§ Short task
Out of the lines in this data, how many include "Camp"? Give the number and nothing else.

Saved data entries

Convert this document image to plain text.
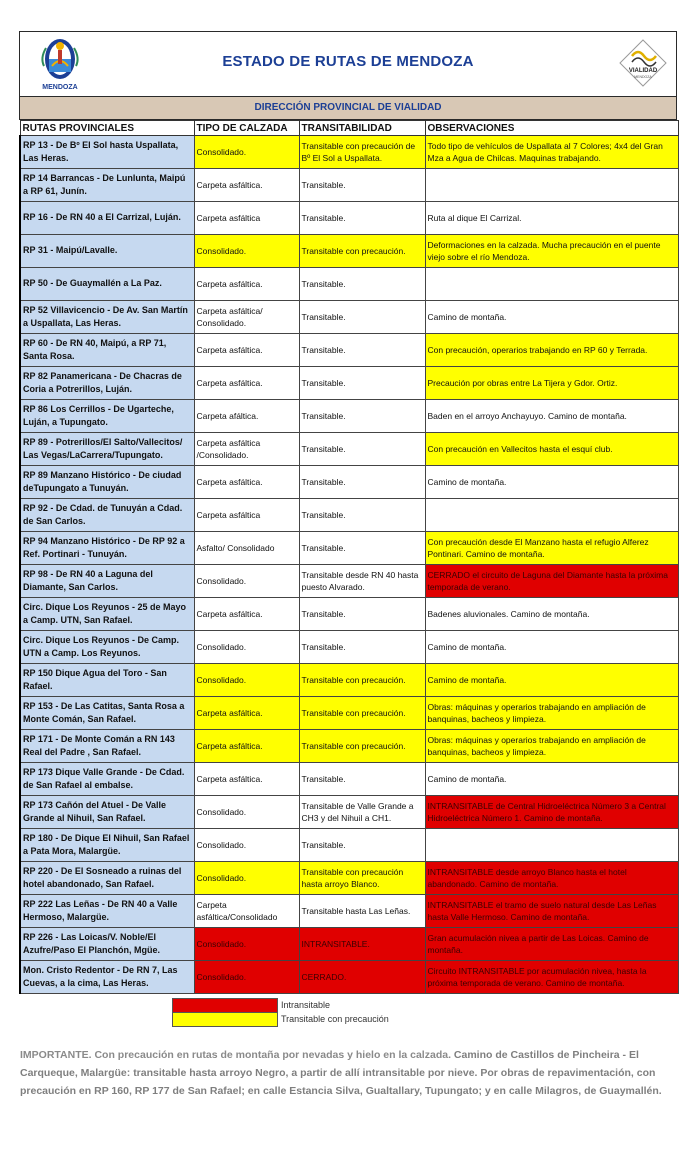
MENDOZA
ESTADO DE RUTAS DE MENDOZA
VIALIDAD
MENDOZA
DIRECCIÓN PROVINCIAL DE VIALIDAD
RUTAS PROVINCIALES	TIPO DE CALZADA	TRANSITABILIDAD	OBSERVACIONES
RP 13 - De Bº El Sol hasta Uspallata, Las Heras.	Consolidado.	Transitable con precaución de Bº El Sol a Uspallata.	Todo tipo de vehículos de Uspallata al 7 Colores; 4x4 del Gran Mza a Agua de Chilcas. Maquinas trabajando.
RP 14 Barrancas - De Lunlunta, Maipú a RP 61, Junín.	Carpeta asfáltica.	Transitable.	
RP 16 - De RN 40 a El Carrizal, Luján.	Carpeta asfáltica	Transitable.	Ruta al dique El Carrizal.
RP 31 - Maipú/Lavalle.	Consolidado.	Transitable con precaución.	Deformaciones en la calzada. Mucha precaución en el puente viejo sobre el río Mendoza.
RP 50 - De Guaymallén a La Paz.	Carpeta asfáltica.	Transitable.	
RP 52 Villavicencio - De Av. San Martín a Uspallata, Las Heras.	Carpeta asfáltica/ Consolidado.	Transitable.	Camino de montaña.
RP 60 - De RN 40, Maipú, a RP 71, Santa Rosa.	Carpeta asfáltica.	Transitable.	Con precaución, operarios trabajando en RP 60 y Terrada.
RP 82 Panamericana - De Chacras de Coria a Potrerillos, Luján.	Carpeta asfáltica.	Transitable.	Precaución por obras entre La Tijera y Gdor. Ortiz.
RP 86 Los Cerrillos - De Ugarteche, Luján, a Tupungato.	Carpeta afáltica.	Transitable.	Baden en el arroyo Anchayuyo. Camino de montaña.
RP 89 - Potrerillos/El Salto/Vallecitos/ Las Vegas/LaCarrera/Tupungato.	Carpeta asfáltica /Consolidado.	Transitable.	Con precaución en Vallecitos hasta el esquí club.
RP 89 Manzano Histórico - De ciudad deTupungato a Tunuyán.	Carpeta asfáltica.	Transitable.	Camino de montaña.
RP 92 - De Cdad. de Tunuyán a Cdad. de San Carlos.	Carpeta asfáltica	Transitable.	
RP 94 Manzano Histórico - De RP 92 a Ref. Portinari - Tunuyán.	Asfalto/ Consolidado	Transitable.	Con precaución desde El Manzano hasta el refugio Alferez Pontinari. Camino de montaña.
RP 98 - De RN 40 a Laguna del Diamante, San Carlos.	Consolidado.	Transitable desde RN 40 hasta puesto Alvarado.	CERRADO el circuito de Laguna del Diamante hasta la próxima temporada de verano.
Circ. Dique Los Reyunos - 25 de Mayo a Camp. UTN, San Rafael.	Carpeta asfáltica.	Transitable.	Badenes aluvionales. Camino de montaña.
Circ. Dique Los Reyunos - De Camp. UTN a Camp. Los Reyunos.	Consolidado.	Transitable.	Camino de montaña.
RP 150 Dique Agua del Toro - San Rafael.	Consolidado.	Transitable con precaución.	Camino de montaña.
RP 153 - De Las Catitas, Santa Rosa a Monte Comán, San Rafael.	Carpeta asfáltica.	Transitable con precaución.	Obras: máquinas y operarios trabajando en ampliación de banquinas, bacheos y limpieza.
RP 171 - De Monte Comán a RN 143 Real del Padre , San Rafael.	Carpeta asfáltica.	Transitable con precaución.	Obras: máquinas y operarios trabajando en ampliación de banquinas, bacheos y limpieza.
RP 173 Dique Valle Grande - De Cdad. de San Rafael al embalse.	Carpeta asfáltica.	Transitable.	Camino de montaña.
RP 173 Cañón del Atuel - De Valle Grande al Nihuil, San Rafael.	Consolidado.	Transitable de Valle Grande a CH3 y del Nihuil a CH1.	INTRANSITABLE de Central Hidroeléctrica Número 3 a Central Hidroeléctrica Número 1. Camino de montaña.
RP 180 - De Dique El Nihuil, San Rafael a Pata Mora, Malargüe.	Consolidado.	Transitable.	
RP 220 - De El Sosneado a ruinas del hotel abandonado, San Rafael.	Consolidado.	Transitable con precaución hasta arroyo Blanco.	INTRANSITABLE desde arroyo Blanco hasta el hotel abandonado. Camino de montaña.
RP 222 Las Leñas - De RN 40 a Valle Hermoso, Malargüe.	Carpeta asfáltica/Consolidado	Transitable hasta Las Leñas.	INTRANSITABLE el tramo de suelo natural desde Las Leñas hasta Valle Hermoso. Camino de montaña.
RP 226 - Las Loicas/V. Noble/El Azufre/Paso El Planchón, Mgüe.	Consolidado.	INTRANSITABLE.	Gran acumulación nivea a partir de Las Loicas. Camino de montaña.
Mon. Cristo Redentor - De RN 7, Las Cuevas, a la cima, Las Heras.	Consolidado.	CERRADO.	Circuito INTRANSITABLE por acumulación nivea, hasta la próxima temporada de verano. Camino de montaña.
Intransitable
Transitable con precaución
IMPORTANTE. Con precaución en rutas de montaña por nevadas y hielo en la calzada. Camino de Castillos de Pincheira - El Carqueque, Malargüe: transitable hasta arroyo Negro, a partir de allí intransitable por nieve. Por obras de repavimentación, con precaución en RP 160, RP 177 de San Rafael; en calle Estancia Silva, Gualtallary, Tupungato; y en calle Milagros, de Guaymallén.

§ Complete answer
2